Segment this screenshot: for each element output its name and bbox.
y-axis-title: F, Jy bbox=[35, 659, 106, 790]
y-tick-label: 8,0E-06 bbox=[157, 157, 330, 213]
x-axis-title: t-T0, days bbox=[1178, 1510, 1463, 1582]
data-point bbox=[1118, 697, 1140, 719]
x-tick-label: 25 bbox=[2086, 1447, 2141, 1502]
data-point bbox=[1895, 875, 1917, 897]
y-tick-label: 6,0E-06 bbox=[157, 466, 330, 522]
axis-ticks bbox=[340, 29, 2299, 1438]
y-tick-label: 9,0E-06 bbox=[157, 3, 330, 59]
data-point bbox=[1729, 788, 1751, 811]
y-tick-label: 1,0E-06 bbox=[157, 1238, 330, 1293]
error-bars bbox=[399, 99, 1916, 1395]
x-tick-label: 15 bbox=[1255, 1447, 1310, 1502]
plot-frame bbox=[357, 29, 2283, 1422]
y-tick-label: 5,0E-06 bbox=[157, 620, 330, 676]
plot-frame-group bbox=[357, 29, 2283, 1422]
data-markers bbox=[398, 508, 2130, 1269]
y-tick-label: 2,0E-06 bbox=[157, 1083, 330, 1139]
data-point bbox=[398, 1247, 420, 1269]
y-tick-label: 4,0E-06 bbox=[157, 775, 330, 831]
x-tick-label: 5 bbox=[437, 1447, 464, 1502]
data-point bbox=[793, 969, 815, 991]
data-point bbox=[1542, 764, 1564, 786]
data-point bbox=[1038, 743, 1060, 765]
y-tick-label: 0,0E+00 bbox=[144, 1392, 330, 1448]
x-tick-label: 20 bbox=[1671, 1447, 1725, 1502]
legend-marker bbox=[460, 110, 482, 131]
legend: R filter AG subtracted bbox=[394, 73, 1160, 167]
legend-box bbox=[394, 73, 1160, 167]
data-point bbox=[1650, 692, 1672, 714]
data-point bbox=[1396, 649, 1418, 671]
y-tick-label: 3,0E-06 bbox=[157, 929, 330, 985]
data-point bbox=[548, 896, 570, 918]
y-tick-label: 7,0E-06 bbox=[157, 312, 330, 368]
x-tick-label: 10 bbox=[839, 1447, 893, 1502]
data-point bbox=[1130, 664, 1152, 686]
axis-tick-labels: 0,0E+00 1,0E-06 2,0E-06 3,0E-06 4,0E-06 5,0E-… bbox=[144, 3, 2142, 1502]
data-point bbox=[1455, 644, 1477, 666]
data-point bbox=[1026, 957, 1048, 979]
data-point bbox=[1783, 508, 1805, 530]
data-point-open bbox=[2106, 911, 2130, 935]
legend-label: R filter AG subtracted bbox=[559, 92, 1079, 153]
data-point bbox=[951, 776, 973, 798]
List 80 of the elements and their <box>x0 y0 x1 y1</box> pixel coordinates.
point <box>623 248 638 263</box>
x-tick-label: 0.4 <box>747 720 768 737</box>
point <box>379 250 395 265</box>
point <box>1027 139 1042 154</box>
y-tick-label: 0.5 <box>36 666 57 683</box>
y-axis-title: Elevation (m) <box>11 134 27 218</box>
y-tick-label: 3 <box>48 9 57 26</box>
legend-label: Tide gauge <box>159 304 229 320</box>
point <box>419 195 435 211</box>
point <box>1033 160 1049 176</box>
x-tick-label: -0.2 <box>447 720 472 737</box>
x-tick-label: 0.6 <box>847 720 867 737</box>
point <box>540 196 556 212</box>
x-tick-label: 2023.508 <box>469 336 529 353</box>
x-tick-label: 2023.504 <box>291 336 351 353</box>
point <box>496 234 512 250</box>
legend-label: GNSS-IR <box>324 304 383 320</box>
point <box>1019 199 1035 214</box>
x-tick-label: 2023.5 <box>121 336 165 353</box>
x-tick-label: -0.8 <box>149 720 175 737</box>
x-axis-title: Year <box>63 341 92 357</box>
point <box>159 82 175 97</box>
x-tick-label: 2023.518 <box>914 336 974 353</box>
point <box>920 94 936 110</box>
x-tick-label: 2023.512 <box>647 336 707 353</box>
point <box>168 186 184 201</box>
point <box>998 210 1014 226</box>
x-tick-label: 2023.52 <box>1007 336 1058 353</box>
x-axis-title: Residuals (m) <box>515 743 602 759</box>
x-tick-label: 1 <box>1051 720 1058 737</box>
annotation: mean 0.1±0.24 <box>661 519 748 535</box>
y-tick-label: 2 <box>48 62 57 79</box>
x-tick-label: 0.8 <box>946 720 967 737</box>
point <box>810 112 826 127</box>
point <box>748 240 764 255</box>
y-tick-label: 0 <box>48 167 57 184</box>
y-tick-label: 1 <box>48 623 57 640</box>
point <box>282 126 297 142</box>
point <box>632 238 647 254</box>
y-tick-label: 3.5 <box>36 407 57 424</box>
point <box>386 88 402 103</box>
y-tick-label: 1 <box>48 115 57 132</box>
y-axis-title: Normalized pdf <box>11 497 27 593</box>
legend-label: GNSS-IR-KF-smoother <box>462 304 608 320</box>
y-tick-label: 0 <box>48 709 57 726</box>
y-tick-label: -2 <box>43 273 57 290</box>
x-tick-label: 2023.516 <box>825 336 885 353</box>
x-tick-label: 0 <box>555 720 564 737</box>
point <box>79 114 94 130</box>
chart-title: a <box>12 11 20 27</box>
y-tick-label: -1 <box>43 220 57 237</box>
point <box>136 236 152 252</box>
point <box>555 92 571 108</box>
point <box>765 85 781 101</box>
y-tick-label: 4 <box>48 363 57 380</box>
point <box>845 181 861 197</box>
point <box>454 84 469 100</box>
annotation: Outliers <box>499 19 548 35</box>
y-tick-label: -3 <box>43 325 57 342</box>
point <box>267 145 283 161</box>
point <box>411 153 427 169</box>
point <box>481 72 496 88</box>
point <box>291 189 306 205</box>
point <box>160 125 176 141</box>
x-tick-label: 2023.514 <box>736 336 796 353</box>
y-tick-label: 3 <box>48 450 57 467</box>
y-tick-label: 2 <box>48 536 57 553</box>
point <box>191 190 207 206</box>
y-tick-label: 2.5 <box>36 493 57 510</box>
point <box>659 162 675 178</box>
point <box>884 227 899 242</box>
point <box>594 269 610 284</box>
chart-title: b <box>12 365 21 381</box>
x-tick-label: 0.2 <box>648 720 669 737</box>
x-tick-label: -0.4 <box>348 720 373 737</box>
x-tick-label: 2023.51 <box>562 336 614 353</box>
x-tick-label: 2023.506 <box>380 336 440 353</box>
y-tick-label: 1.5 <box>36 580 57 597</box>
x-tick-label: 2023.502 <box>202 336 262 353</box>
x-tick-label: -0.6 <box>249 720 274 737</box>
+---+
**Exercise goal:** Convert every line of the items above into a Markdown table with two columns, Row and Entry, numbering the rows in order and skipping any blank lines.

**Written response:**
| Row | Entry |
|---|---|
| 1 | Segment this screenshot: for each element output its name and bbox. |
| 2 | y-axis-title: F, Jy bbox=[35, 659, 106, 790] |
| 3 | y-tick-label: 8,0E-06 bbox=[157, 157, 330, 213] |
| 4 | x-axis-title: t-T0, days bbox=[1178, 1510, 1463, 1582] |
| 5 | data-point bbox=[1118, 697, 1140, 719] |
| 6 | x-tick-label: 25 bbox=[2086, 1447, 2141, 1502] |
| 7 | data-point bbox=[1895, 875, 1917, 897] |
| 8 | y-tick-label: 6,0E-06 bbox=[157, 466, 330, 522] |
| 9 | axis-ticks bbox=[340, 29, 2299, 1438] |
| 10 | y-tick-label: 9,0E-06 bbox=[157, 3, 330, 59] |
| 11 | data-point bbox=[1729, 788, 1751, 811] |
| 12 | y-tick-label: 1,0E-06 bbox=[157, 1238, 330, 1293] |
| 13 | error-bars bbox=[399, 99, 1916, 1395] |
| 14 | x-tick-label: 15 bbox=[1255, 1447, 1310, 1502] |
| 15 | plot-frame bbox=[357, 29, 2283, 1422] |
| 16 | y-tick-label: 5,0E-06 bbox=[157, 620, 330, 676] |
| 17 | plot-frame-group bbox=[357, 29, 2283, 1422] |
| 18 | data-markers bbox=[398, 508, 2130, 1269] |
| 19 | y-tick-label: 2,0E-06 bbox=[157, 1083, 330, 1139] |
| 20 | data-point bbox=[398, 1247, 420, 1269] |
| 21 | y-tick-label: 4,0E-06 bbox=[157, 775, 330, 831] |
| 22 | x-tick-label: 5 bbox=[437, 1447, 464, 1502] |
| 23 | data-point bbox=[793, 969, 815, 991] |
| 24 | data-point bbox=[1542, 764, 1564, 786] |
| 25 | data-point bbox=[1038, 743, 1060, 765] |
| 26 | y-tick-label: 0,0E+00 bbox=[144, 1392, 330, 1448] |
| 27 | x-tick-label: 20 bbox=[1671, 1447, 1725, 1502] |
| 28 | legend-marker bbox=[460, 110, 482, 131] |
| 29 | legend: R filter AG subtracted bbox=[394, 73, 1160, 167] |
| 30 | legend-box bbox=[394, 73, 1160, 167] |
| 31 | data-point bbox=[1650, 692, 1672, 714] |
| 32 | data-point bbox=[1396, 649, 1418, 671] |
| 33 | y-tick-label: 3,0E-06 bbox=[157, 929, 330, 985] |
| 34 | data-point bbox=[548, 896, 570, 918] |
| 35 | y-tick-label: 7,0E-06 bbox=[157, 312, 330, 368] |
| 36 | x-tick-label: 10 bbox=[839, 1447, 893, 1502] |
| 37 | data-point bbox=[1130, 664, 1152, 686] |
| 38 | axis-tick-labels: 0,0E+00 1,0E-06 2,0E-06 3,0E-06 4,0E-06 5,0E-… bbox=[144, 3, 2142, 1502] |
| 39 | data-point bbox=[1455, 644, 1477, 666] |
| 40 | data-point bbox=[1026, 957, 1048, 979] |
| 41 | data-point bbox=[1783, 508, 1805, 530] |
| 42 | data-point-open bbox=[2106, 911, 2130, 935] |
| 43 | legend-label: R filter AG subtracted bbox=[559, 92, 1079, 153] |
| 44 | data-point bbox=[951, 776, 973, 798] |
| 45 | List 80 of the elements and their <box>x0 y0 x1 y1</box> pixel coordinates. |
| 46 | point <box>623 248 638 263</box> |
| 47 | x-tick-label: 0.4 <box>747 720 768 737</box> |
| 48 | point <box>379 250 395 265</box> |
| 49 | point <box>1027 139 1042 154</box> |
| 50 | y-tick-label: 0.5 <box>36 666 57 683</box> |
| 51 | y-axis-title: Elevation (m) <box>11 134 27 218</box> |
| 52 | y-tick-label: 3 <box>48 9 57 26</box> |
| 53 | legend-label: Tide gauge <box>159 304 229 320</box> |
| 54 | point <box>419 195 435 211</box> |
| 55 | point <box>1033 160 1049 176</box> |
| 56 | x-tick-label: -0.2 <box>447 720 472 737</box> |
| 57 | x-tick-label: 0.6 <box>847 720 867 737</box> |
| 58 | point <box>540 196 556 212</box> |
| 59 | x-tick-label: 2023.508 <box>469 336 529 353</box> |
| 60 | x-tick-label: 2023.504 <box>291 336 351 353</box> |
| 61 | point <box>496 234 512 250</box> |
| 62 | legend-label: GNSS-IR <box>324 304 383 320</box> |
| 63 | point <box>1019 199 1035 214</box> |
| 64 | x-tick-label: 2023.5 <box>121 336 165 353</box> |
| 65 | x-tick-label: -0.8 <box>149 720 175 737</box> |
| 66 | x-axis-title: Year <box>63 341 92 357</box> |
| 67 | point <box>159 82 175 97</box> |
| 68 | x-tick-label: 2023.518 <box>914 336 974 353</box> |
| 69 | point <box>920 94 936 110</box> |
| 70 | x-tick-label: 2023.512 <box>647 336 707 353</box> |
| 71 | point <box>168 186 184 201</box> |
| 72 | point <box>998 210 1014 226</box> |
| 73 | x-tick-label: 2023.52 <box>1007 336 1058 353</box> |
| 74 | x-axis-title: Residuals (m) <box>515 743 602 759</box> |
| 75 | x-tick-label: 1 <box>1051 720 1058 737</box> |
| 76 | annotation: mean 0.1±0.24 <box>661 519 748 535</box> |
| 77 | y-tick-label: 2 <box>48 62 57 79</box> |
| 78 | x-tick-label: 0.8 <box>946 720 967 737</box> |
| 79 | point <box>810 112 826 127</box> |
| 80 | point <box>748 240 764 255</box> |
| 81 | y-tick-label: 0 <box>48 167 57 184</box> |
| 82 | y-tick-label: 1 <box>48 623 57 640</box> |
| 83 | point <box>282 126 297 142</box> |
| 84 | point <box>632 238 647 254</box> |
| 85 | y-tick-label: 3.5 <box>36 407 57 424</box> |
| 86 | point <box>386 88 402 103</box> |
| 87 | y-tick-label: 1 <box>48 115 57 132</box> |
| 88 | y-axis-title: Normalized pdf <box>11 497 27 593</box> |
| 89 | legend-label: GNSS-IR-KF-smoother <box>462 304 608 320</box> |
| 90 | y-tick-label: 0 <box>48 709 57 726</box> |
| 91 | y-tick-label: -2 <box>43 273 57 290</box> |
| 92 | x-tick-label: 2023.516 <box>825 336 885 353</box> |
| 93 | x-tick-label: 0 <box>555 720 564 737</box> |
| 94 | point <box>79 114 94 130</box> |
| 95 | chart-title: a <box>12 11 20 27</box> |
| 96 | y-tick-label: -1 <box>43 220 57 237</box> |
| 97 | point <box>136 236 152 252</box> |
| 98 | point <box>555 92 571 108</box> |
| 99 | point <box>765 85 781 101</box> |
| 100 | y-tick-label: 4 <box>48 363 57 380</box> |
| 101 | point <box>845 181 861 197</box> |
| 102 | point <box>454 84 469 100</box> |
| 103 | annotation: Outliers <box>499 19 548 35</box> |
| 104 | y-tick-label: -3 <box>43 325 57 342</box> |
| 105 | point <box>267 145 283 161</box> |
| 106 | point <box>411 153 427 169</box> |
| 107 | point <box>481 72 496 88</box> |
| 108 | point <box>291 189 306 205</box> |
| 109 | point <box>160 125 176 141</box> |
| 110 | x-tick-label: 2023.514 <box>736 336 796 353</box> |
| 111 | y-tick-label: 3 <box>48 450 57 467</box> |
| 112 | y-tick-label: 2 <box>48 536 57 553</box> |
| 113 | point <box>191 190 207 206</box> |
| 114 | y-tick-label: 2.5 <box>36 493 57 510</box> |
| 115 | point <box>659 162 675 178</box> |
| 116 | point <box>884 227 899 242</box> |
| 117 | point <box>594 269 610 284</box> |
| 118 | chart-title: b <box>12 365 21 381</box> |
| 119 | x-tick-label: 0.2 <box>648 720 669 737</box> |
| 120 | x-tick-label: -0.4 <box>348 720 373 737</box> |
| 121 | x-tick-label: 2023.51 <box>562 336 614 353</box> |
| 122 | x-tick-label: 2023.506 <box>380 336 440 353</box> |
| 123 | y-tick-label: 1.5 <box>36 580 57 597</box> |
| 124 | x-tick-label: 2023.502 <box>202 336 262 353</box> |
| 125 | x-tick-label: -0.6 <box>249 720 274 737</box> |